- [WHAT THIS TASK INVOLVES] Using the listing below, extract each line that has the word "name" in it.

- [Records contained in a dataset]

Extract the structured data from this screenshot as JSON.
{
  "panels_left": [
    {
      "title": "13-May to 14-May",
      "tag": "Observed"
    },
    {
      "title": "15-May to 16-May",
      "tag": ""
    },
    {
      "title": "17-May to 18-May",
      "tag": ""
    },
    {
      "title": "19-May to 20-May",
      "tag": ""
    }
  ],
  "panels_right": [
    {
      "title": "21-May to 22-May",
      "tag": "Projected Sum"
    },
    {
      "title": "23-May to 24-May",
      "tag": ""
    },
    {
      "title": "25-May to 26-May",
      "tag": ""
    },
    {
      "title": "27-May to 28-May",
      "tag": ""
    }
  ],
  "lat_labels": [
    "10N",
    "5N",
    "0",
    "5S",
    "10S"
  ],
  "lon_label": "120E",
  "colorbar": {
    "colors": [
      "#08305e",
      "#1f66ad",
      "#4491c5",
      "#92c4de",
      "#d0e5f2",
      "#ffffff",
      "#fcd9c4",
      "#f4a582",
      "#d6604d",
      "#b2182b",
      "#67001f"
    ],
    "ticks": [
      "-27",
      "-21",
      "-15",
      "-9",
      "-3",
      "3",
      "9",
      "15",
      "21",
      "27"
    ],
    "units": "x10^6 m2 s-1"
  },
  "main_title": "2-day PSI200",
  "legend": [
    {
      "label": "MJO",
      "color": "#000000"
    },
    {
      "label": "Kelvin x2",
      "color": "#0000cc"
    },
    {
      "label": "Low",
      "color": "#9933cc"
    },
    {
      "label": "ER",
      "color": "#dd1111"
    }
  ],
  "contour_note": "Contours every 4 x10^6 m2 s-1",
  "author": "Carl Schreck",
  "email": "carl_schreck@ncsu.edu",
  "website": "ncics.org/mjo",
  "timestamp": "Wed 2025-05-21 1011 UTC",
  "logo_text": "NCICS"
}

---

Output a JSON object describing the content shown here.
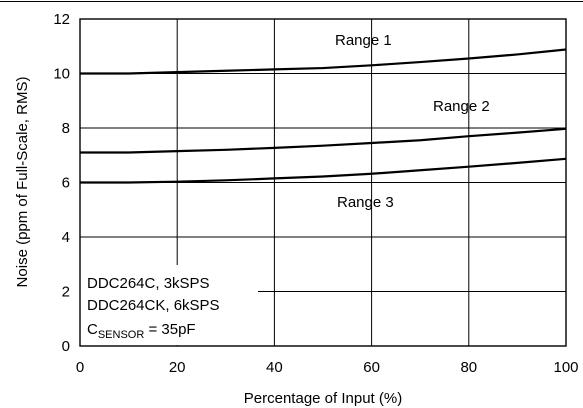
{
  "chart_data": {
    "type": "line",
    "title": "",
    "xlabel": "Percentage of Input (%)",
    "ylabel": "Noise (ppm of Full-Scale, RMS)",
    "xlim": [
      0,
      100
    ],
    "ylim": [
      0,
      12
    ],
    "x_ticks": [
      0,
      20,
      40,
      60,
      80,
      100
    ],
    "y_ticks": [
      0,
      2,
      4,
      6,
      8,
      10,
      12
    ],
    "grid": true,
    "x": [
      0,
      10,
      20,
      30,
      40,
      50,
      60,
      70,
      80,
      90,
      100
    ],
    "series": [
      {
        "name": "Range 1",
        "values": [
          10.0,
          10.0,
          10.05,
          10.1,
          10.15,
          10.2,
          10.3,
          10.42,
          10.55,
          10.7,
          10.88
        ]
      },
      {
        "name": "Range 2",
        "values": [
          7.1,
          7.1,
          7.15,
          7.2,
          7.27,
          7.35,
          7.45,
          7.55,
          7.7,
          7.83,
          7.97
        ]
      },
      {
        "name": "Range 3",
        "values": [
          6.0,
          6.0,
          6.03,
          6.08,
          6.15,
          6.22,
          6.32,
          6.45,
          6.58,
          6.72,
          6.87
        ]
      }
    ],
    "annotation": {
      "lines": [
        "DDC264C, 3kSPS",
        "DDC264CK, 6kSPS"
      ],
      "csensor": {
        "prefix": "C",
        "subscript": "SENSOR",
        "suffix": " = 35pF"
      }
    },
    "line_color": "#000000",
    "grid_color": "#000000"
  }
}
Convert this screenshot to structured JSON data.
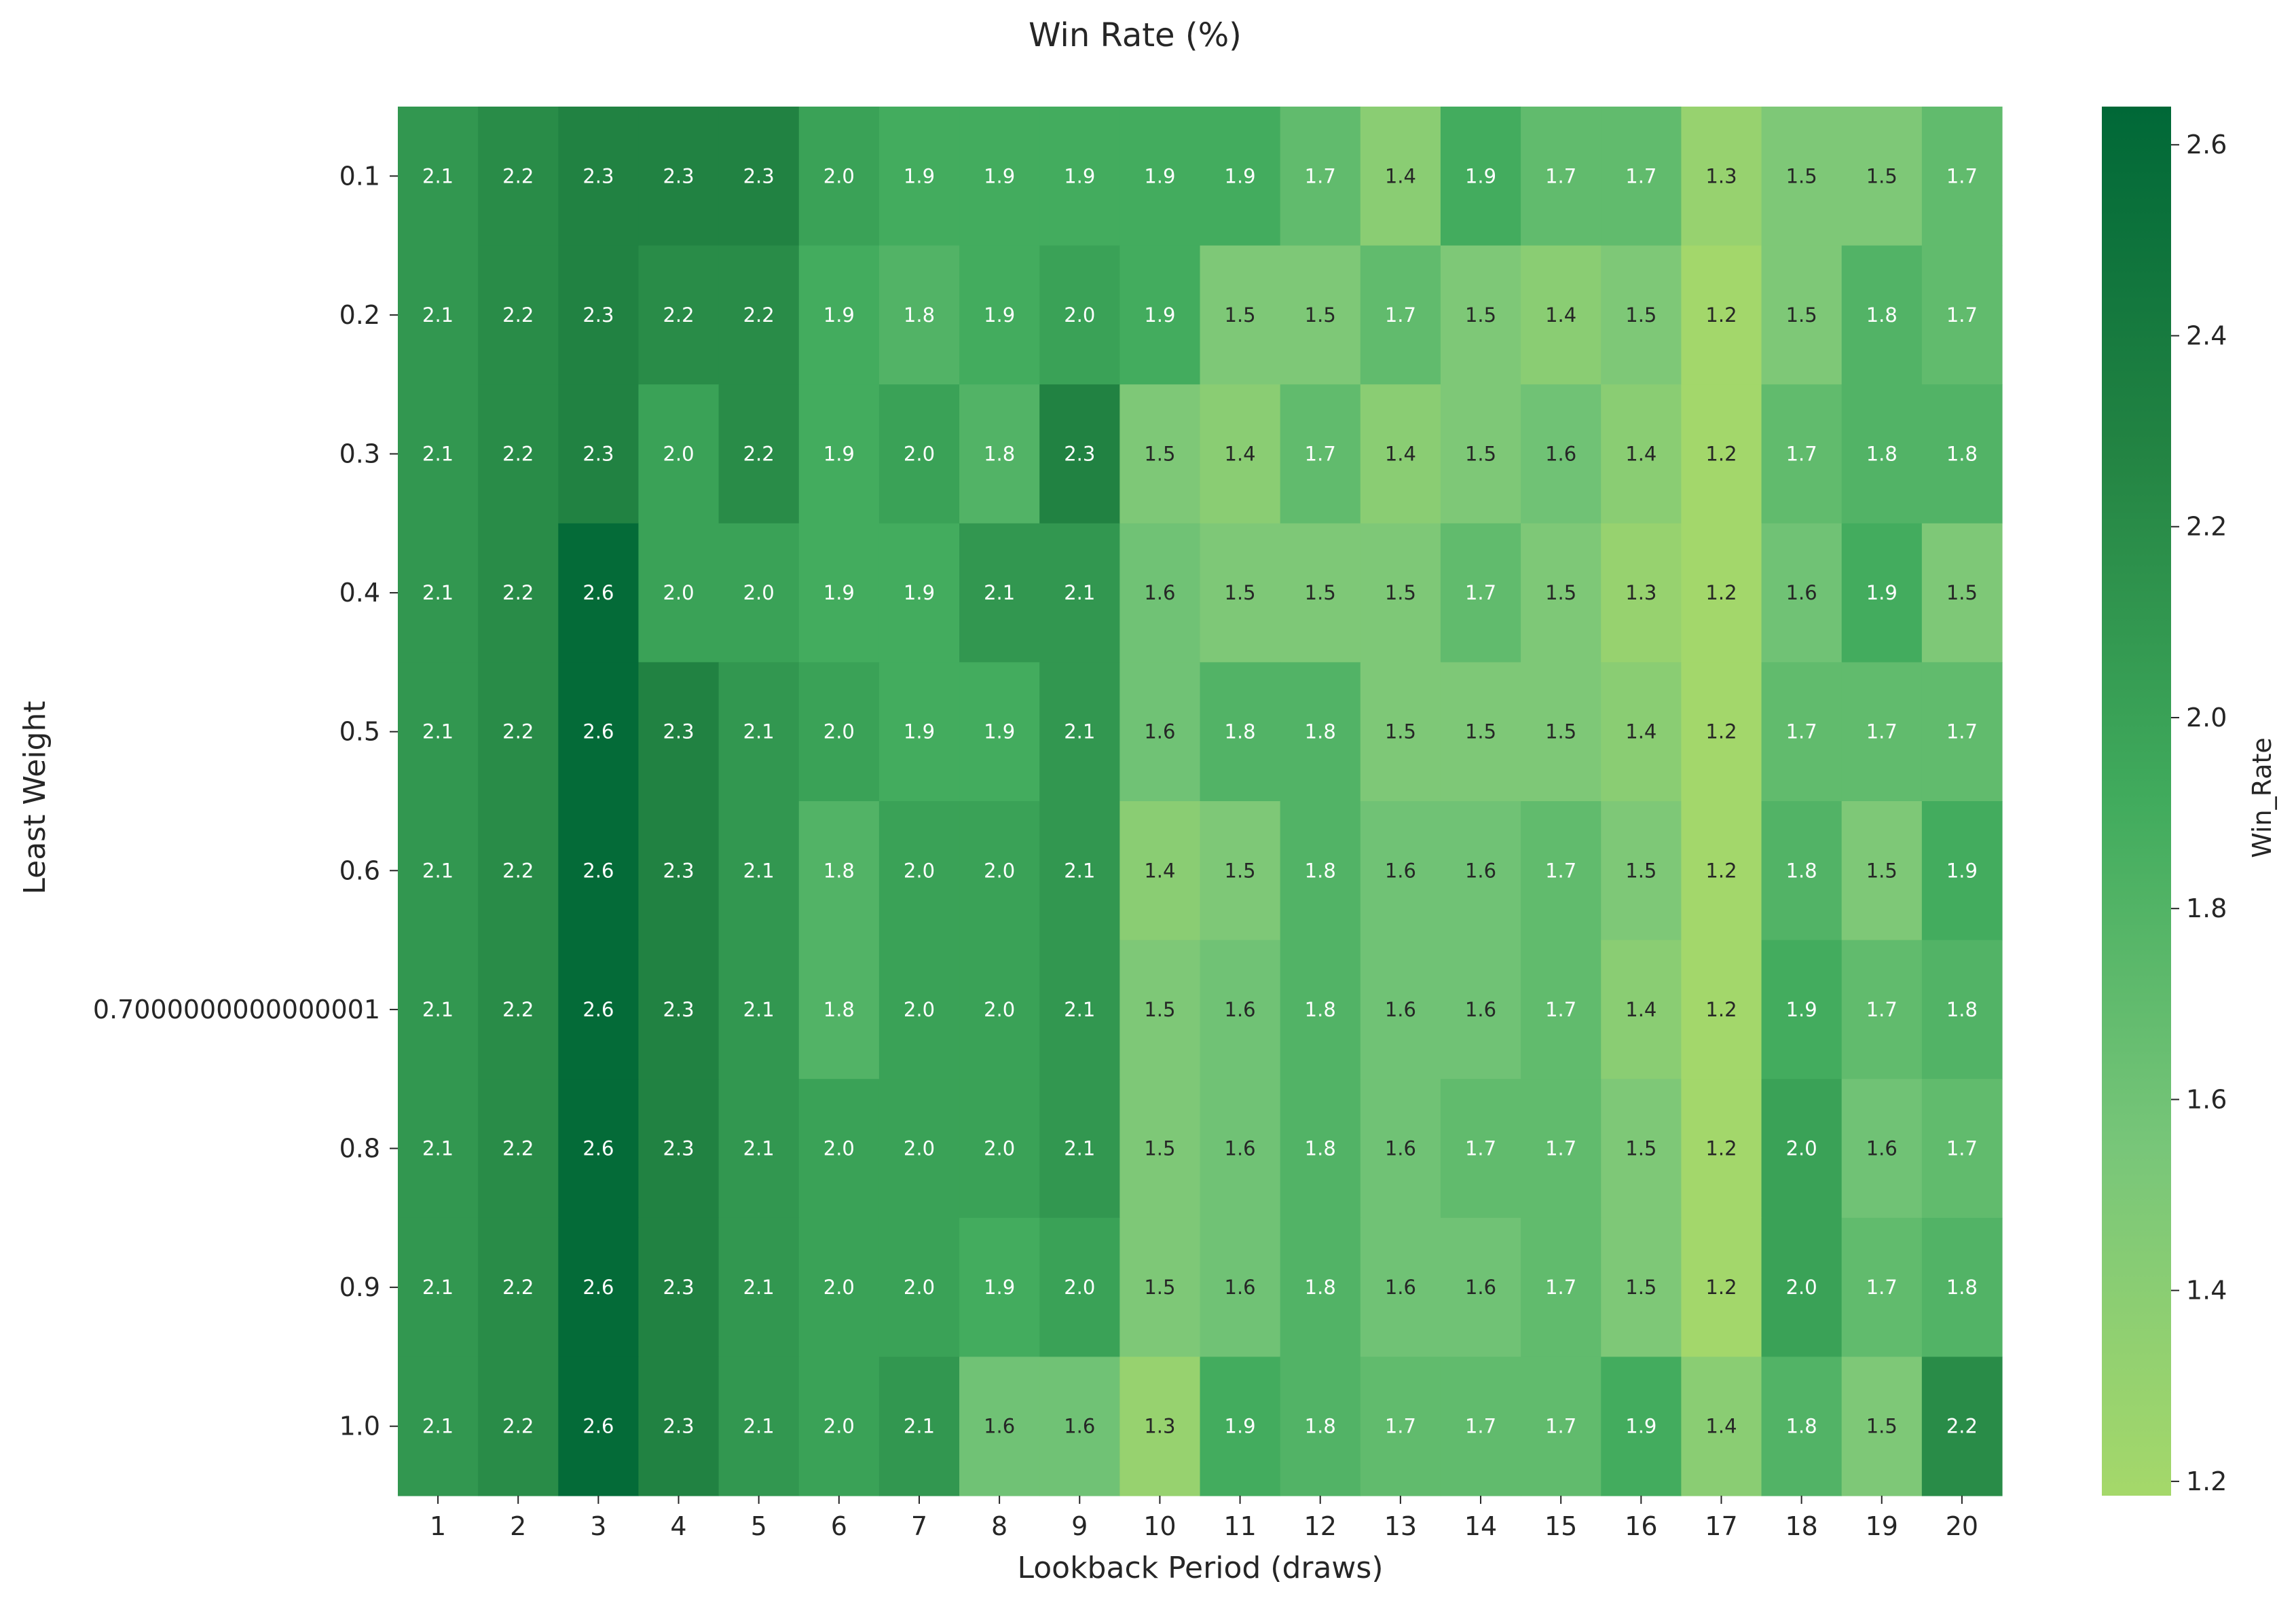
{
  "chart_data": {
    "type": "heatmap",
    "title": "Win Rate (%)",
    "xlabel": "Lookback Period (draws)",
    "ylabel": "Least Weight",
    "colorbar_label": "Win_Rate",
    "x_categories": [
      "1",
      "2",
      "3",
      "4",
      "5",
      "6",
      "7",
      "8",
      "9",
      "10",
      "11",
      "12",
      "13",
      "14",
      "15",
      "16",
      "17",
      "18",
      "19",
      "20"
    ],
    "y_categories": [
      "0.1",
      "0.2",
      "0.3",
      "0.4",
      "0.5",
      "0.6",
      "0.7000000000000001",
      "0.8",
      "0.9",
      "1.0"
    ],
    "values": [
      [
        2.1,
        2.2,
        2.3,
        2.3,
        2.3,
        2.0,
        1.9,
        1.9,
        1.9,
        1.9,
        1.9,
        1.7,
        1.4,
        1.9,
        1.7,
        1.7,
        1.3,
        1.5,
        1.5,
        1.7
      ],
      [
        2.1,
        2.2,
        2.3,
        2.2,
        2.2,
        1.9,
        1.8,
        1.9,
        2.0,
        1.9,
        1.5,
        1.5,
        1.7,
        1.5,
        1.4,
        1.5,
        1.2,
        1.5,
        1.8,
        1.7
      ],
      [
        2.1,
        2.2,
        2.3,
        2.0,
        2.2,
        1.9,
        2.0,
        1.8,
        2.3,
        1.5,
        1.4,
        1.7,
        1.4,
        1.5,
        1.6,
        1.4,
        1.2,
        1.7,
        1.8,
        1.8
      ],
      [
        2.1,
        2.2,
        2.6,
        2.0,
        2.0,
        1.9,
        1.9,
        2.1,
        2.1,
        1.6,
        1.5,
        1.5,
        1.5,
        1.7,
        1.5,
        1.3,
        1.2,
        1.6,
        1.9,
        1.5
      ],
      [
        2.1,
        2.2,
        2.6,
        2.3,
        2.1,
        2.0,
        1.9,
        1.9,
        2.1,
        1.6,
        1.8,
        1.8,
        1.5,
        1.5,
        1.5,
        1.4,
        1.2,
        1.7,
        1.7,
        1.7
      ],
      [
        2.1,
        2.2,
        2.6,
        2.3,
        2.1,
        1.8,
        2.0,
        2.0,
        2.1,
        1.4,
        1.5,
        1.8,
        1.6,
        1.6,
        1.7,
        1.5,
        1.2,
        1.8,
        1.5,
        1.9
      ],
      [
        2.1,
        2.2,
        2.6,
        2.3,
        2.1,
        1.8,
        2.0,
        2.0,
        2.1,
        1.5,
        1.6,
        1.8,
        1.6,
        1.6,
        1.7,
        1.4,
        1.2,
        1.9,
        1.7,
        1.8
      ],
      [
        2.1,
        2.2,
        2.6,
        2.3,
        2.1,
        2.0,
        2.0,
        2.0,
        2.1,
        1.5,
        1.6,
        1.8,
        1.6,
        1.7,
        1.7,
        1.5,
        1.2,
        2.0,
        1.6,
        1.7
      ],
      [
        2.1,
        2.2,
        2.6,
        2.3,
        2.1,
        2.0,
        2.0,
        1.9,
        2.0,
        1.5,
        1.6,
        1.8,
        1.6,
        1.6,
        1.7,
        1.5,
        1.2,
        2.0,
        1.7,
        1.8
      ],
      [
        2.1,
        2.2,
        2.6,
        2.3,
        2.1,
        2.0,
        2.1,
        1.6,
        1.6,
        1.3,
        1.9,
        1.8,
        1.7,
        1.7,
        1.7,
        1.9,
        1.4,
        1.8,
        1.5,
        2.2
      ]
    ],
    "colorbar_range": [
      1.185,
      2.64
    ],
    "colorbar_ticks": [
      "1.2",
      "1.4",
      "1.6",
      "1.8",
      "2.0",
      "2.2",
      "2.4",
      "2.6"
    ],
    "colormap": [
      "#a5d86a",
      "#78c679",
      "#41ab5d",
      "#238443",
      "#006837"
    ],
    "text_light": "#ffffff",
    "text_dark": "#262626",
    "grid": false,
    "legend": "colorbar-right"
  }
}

- [WRITTEN RESPONSE]
        "name": "Range 1",
        "name": "Range 2",
        "name": "Range 3",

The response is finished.